* _AIM OF THE TASK_
Every line below that contains "Supporting" is to be copied.

* _STORED ROWS_
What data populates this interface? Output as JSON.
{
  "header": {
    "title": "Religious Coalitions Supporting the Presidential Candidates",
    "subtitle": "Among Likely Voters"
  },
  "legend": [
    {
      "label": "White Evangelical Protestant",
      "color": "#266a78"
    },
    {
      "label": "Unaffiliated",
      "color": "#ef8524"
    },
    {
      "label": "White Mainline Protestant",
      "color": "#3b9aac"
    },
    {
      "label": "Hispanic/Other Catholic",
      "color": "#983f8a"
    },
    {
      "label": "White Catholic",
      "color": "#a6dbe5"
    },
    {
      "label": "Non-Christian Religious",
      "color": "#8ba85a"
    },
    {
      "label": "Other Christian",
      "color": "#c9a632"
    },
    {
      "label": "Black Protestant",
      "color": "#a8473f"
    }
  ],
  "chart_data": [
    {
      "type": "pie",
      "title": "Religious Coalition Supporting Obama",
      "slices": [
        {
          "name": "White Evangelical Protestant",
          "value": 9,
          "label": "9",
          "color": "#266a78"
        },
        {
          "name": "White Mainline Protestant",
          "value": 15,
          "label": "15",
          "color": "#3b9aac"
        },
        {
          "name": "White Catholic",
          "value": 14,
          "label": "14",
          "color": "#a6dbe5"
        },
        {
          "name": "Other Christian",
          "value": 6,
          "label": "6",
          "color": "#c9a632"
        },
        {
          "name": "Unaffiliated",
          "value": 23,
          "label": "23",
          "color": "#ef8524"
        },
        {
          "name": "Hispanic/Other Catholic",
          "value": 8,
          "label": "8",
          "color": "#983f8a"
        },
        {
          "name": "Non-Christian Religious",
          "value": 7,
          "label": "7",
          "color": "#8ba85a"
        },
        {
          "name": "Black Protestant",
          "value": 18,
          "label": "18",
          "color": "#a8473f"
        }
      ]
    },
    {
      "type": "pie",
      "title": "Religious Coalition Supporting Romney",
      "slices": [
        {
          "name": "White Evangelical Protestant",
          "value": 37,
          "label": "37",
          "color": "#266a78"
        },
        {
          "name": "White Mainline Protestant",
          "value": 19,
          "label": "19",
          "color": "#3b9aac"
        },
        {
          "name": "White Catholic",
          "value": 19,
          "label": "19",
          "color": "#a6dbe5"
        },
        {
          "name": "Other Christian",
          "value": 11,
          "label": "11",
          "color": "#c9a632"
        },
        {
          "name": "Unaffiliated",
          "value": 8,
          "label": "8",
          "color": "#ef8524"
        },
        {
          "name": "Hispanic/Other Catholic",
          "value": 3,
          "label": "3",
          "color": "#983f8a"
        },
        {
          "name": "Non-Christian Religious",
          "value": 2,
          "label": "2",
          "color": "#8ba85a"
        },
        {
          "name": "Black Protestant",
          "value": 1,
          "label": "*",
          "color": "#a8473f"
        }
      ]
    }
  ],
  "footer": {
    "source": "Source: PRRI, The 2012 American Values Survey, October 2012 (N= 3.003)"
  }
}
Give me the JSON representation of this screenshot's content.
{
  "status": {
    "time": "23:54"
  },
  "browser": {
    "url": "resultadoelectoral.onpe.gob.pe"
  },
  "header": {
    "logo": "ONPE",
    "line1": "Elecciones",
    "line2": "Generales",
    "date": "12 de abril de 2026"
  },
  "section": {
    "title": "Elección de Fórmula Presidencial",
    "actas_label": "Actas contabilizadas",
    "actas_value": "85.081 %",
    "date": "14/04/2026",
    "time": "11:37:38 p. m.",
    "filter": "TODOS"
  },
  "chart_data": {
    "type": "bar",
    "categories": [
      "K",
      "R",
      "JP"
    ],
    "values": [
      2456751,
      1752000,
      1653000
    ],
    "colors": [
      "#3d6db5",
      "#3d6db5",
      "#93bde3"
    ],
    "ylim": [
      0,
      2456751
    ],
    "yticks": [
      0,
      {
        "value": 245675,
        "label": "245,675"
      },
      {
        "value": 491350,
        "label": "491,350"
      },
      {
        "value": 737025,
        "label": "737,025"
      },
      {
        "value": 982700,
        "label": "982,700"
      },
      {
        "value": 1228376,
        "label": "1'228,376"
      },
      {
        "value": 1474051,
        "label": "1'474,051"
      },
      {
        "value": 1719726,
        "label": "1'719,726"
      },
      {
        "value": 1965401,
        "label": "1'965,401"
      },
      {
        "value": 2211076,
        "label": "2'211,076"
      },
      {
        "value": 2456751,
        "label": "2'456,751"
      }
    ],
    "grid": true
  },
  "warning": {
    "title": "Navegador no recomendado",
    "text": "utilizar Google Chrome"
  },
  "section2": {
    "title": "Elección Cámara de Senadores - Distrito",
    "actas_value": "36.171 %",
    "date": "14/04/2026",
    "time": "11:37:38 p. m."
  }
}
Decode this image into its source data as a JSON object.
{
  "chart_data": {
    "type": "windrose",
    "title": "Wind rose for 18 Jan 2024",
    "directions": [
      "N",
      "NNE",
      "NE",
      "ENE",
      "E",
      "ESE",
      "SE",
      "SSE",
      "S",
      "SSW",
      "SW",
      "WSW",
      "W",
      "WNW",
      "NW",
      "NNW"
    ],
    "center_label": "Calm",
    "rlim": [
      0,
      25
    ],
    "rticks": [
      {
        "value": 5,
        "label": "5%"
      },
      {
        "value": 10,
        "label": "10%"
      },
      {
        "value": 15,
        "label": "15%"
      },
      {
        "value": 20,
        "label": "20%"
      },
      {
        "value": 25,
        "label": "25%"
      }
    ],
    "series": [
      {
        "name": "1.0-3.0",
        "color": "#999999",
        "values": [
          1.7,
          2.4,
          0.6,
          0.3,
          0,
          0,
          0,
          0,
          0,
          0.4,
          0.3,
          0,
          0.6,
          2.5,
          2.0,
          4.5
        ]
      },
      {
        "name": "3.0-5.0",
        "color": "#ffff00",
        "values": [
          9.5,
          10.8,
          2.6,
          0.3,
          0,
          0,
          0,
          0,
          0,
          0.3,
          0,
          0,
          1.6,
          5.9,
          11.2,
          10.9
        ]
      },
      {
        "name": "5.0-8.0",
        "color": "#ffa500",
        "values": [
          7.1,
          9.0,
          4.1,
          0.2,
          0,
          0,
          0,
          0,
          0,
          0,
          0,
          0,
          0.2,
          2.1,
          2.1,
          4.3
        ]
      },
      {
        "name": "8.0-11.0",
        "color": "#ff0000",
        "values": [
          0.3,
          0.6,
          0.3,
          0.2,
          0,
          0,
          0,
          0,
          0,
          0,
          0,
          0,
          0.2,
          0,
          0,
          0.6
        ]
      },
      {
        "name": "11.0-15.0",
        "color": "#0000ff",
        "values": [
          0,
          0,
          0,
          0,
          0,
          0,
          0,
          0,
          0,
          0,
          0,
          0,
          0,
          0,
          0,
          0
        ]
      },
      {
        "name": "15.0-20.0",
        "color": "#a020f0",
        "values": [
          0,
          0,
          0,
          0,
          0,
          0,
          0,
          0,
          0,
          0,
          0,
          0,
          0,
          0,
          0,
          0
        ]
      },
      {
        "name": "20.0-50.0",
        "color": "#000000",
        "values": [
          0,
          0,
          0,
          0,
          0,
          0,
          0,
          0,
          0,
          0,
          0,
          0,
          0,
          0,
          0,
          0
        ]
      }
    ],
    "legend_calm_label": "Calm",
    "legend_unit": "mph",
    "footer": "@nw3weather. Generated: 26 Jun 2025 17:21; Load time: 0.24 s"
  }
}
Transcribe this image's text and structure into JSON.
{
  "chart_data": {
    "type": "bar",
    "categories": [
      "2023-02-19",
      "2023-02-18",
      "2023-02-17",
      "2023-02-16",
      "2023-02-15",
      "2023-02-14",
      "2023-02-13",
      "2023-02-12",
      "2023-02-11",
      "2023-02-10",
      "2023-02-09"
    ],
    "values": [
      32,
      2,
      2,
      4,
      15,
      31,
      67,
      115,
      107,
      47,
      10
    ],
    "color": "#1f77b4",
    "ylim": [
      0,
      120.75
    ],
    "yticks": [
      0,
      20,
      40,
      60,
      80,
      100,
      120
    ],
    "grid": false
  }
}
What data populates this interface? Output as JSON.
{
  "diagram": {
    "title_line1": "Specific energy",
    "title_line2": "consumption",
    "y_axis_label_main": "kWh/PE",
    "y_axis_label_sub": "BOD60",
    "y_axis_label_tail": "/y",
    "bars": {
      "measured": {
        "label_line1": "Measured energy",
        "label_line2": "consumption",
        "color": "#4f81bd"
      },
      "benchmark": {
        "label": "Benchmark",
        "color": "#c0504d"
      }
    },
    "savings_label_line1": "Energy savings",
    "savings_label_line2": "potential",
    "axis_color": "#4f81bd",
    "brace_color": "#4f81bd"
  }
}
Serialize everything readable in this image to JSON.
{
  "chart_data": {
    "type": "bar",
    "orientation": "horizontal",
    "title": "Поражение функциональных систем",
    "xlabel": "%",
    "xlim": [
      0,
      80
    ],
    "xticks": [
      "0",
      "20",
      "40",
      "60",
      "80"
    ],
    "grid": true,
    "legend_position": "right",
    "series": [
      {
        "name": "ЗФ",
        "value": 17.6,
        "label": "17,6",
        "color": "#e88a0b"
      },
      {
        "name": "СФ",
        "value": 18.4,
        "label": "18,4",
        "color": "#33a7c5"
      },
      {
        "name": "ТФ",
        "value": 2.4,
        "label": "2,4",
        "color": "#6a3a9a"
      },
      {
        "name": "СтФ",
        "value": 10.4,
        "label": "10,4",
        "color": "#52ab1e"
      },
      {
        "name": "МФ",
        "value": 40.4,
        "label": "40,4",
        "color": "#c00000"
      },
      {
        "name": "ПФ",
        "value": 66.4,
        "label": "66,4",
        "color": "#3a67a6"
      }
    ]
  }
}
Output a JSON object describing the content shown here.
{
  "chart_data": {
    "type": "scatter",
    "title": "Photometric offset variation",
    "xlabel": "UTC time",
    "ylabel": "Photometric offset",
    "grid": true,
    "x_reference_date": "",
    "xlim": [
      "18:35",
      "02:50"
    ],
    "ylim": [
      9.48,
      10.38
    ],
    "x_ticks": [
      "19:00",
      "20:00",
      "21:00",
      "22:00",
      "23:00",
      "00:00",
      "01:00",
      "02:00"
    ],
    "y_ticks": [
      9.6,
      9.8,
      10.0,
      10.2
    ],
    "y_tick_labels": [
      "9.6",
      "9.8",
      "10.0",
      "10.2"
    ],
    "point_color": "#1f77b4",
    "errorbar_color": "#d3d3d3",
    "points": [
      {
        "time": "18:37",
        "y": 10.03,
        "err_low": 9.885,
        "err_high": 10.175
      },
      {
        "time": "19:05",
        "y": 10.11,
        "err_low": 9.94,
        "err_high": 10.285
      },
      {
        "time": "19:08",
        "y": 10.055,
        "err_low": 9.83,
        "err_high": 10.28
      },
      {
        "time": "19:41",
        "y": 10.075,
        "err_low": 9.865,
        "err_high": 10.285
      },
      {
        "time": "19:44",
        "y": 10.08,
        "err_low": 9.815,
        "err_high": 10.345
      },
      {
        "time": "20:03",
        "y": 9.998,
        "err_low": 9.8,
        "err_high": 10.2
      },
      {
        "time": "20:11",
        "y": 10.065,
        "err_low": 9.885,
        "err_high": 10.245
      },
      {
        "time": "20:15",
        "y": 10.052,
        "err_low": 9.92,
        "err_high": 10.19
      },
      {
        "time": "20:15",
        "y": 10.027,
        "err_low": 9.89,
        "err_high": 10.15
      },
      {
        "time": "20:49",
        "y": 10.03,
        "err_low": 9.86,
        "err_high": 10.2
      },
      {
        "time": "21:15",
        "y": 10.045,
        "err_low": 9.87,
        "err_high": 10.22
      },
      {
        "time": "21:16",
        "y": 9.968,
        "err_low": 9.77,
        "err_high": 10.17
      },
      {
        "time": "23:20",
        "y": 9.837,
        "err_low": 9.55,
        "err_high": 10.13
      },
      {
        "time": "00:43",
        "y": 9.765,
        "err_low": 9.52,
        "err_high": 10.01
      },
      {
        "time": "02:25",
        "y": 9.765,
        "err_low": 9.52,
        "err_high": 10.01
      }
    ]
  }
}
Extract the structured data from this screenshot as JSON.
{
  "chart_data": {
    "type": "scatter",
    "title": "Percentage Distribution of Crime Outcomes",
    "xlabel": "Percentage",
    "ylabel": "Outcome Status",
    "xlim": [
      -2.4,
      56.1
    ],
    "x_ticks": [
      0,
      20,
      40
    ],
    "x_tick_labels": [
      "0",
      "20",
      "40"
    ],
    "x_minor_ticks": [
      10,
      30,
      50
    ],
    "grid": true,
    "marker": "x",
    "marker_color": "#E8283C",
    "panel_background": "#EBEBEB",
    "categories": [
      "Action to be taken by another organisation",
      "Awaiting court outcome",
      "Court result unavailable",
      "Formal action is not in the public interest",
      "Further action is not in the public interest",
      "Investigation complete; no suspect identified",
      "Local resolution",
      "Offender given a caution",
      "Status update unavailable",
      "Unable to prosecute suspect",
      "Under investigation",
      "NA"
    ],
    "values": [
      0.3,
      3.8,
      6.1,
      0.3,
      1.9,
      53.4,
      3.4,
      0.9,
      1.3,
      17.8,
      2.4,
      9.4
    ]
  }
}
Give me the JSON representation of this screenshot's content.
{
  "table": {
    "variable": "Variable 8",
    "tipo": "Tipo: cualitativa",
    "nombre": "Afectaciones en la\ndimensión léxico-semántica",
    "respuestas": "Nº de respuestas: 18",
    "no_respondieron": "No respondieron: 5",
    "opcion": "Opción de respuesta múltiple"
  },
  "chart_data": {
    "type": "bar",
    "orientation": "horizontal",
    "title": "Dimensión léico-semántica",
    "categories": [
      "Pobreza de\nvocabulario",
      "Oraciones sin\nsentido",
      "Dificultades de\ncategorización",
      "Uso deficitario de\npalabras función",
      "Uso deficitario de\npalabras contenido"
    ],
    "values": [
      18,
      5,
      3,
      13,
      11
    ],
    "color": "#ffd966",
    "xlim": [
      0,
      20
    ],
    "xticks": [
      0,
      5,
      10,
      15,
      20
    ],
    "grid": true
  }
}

* _EXPECTED OUTPUT_
    "title": "Religious Coalitions Supporting the Presidential Candidates",
      "title": "Religious Coalition Supporting Obama",
      "title": "Religious Coalition Supporting Romney",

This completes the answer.